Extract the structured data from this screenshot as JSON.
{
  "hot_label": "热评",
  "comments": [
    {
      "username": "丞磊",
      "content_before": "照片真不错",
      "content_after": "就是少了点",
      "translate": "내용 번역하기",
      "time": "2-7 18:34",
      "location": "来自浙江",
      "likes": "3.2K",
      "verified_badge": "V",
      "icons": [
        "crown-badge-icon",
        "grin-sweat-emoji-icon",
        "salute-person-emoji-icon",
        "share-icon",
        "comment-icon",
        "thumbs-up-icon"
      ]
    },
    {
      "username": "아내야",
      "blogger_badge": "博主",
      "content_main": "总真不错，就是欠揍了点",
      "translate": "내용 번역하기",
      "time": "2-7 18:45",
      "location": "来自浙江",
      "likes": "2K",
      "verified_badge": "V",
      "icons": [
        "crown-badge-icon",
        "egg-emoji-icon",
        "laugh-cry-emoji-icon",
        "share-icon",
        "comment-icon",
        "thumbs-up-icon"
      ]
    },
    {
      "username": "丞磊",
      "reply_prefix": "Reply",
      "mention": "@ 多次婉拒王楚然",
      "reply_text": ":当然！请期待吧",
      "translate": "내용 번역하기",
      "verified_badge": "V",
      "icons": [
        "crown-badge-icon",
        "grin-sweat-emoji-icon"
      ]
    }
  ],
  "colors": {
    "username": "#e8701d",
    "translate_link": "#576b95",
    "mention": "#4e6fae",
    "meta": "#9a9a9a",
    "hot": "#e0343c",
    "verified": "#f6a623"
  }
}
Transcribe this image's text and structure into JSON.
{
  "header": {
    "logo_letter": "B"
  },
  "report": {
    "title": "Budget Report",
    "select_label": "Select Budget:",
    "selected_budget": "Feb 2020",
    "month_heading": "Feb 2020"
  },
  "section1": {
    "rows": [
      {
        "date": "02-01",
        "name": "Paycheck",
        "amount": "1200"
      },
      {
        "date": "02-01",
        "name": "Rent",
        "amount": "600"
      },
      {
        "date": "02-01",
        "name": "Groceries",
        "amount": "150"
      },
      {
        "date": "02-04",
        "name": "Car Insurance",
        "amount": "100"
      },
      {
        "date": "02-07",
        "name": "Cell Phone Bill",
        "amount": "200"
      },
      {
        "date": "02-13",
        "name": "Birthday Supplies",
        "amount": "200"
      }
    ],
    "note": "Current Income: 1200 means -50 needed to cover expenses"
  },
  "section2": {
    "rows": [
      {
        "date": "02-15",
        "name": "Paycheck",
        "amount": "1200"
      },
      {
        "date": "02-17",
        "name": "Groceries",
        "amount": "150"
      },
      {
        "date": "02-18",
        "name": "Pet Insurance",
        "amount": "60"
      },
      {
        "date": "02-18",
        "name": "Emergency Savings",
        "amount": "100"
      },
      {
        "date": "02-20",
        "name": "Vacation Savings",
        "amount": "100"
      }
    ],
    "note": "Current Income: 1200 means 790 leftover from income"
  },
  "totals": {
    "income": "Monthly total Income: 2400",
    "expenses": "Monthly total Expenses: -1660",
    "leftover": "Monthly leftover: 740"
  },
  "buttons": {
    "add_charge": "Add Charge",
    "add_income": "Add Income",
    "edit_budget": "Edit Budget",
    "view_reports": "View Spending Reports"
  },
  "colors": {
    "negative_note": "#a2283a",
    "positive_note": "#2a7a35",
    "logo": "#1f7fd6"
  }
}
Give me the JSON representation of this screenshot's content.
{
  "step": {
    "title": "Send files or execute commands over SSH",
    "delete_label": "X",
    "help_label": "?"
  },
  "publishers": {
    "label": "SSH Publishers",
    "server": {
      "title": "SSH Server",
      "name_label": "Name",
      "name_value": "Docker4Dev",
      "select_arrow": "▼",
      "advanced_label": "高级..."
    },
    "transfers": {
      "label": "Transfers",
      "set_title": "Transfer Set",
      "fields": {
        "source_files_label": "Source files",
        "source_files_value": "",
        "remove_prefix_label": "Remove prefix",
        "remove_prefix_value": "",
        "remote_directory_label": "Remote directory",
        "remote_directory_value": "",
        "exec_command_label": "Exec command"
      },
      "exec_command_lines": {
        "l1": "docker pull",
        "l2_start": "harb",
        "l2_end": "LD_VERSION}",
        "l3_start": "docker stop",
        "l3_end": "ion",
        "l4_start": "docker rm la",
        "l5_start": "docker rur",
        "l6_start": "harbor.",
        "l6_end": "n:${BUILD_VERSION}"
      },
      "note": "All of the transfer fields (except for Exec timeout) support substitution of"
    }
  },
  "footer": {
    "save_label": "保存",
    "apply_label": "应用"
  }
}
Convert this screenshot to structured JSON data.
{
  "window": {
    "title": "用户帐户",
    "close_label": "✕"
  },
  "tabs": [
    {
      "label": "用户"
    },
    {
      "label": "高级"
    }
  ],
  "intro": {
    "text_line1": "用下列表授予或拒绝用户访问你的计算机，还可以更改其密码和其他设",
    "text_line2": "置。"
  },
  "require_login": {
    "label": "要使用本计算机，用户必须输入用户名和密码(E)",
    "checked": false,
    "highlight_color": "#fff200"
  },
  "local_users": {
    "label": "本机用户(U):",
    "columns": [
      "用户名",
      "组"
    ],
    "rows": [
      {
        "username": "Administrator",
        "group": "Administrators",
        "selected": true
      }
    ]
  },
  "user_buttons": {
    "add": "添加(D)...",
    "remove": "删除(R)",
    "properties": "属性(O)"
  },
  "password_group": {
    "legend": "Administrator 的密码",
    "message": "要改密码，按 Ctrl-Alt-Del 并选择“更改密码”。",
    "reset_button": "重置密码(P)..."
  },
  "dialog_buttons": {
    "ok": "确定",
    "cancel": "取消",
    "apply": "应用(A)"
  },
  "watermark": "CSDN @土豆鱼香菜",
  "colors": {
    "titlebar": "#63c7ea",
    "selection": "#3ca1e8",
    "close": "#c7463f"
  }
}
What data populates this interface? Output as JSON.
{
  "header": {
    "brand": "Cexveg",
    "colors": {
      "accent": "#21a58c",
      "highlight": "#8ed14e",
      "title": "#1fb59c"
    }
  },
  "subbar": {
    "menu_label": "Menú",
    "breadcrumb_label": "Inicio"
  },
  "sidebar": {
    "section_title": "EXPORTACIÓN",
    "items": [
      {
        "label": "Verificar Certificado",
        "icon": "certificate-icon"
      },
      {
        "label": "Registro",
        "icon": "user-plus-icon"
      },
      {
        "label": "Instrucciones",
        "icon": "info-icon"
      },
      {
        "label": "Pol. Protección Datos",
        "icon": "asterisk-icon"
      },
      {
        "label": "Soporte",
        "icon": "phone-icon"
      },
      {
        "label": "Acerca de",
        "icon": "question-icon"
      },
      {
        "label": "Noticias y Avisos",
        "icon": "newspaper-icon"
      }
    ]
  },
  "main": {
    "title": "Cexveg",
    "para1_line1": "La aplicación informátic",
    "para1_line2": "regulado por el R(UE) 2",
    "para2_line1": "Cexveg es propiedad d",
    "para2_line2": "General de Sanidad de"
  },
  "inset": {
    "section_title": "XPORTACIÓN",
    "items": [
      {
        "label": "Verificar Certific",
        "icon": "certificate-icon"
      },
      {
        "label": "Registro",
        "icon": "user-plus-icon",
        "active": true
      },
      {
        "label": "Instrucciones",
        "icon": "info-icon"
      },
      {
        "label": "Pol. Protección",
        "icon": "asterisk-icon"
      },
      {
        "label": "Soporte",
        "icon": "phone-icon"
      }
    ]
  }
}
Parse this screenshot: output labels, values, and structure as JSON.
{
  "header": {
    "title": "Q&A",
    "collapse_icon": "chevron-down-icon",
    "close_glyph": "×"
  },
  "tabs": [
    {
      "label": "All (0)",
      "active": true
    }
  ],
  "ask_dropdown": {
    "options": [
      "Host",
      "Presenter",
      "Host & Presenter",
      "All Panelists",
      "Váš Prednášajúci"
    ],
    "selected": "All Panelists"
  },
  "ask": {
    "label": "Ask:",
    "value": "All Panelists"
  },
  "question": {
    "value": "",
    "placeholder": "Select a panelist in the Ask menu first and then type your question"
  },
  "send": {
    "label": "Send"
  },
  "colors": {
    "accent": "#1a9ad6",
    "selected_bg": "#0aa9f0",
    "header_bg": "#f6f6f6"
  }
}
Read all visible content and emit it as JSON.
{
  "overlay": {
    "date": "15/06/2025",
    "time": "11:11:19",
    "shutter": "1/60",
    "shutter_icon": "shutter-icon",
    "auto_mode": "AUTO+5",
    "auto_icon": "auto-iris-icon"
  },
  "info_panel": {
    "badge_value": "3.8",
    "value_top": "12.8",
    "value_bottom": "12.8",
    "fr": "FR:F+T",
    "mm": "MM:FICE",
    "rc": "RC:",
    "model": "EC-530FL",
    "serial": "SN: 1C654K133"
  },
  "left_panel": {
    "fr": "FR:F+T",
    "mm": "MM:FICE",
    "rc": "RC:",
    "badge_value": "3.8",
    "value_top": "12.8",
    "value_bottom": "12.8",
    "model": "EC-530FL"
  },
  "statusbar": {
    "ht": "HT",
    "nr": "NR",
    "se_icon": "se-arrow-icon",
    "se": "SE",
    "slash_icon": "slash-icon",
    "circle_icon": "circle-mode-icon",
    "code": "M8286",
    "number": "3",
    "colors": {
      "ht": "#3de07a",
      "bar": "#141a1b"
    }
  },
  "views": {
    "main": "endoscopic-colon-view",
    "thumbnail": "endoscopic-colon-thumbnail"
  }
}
-*-
Given exercise
Wherever the string "plus" appears in the entries above, list that line.

Task result
        "icon": "user-plus-icon"
        "icon": "user-plus-icon",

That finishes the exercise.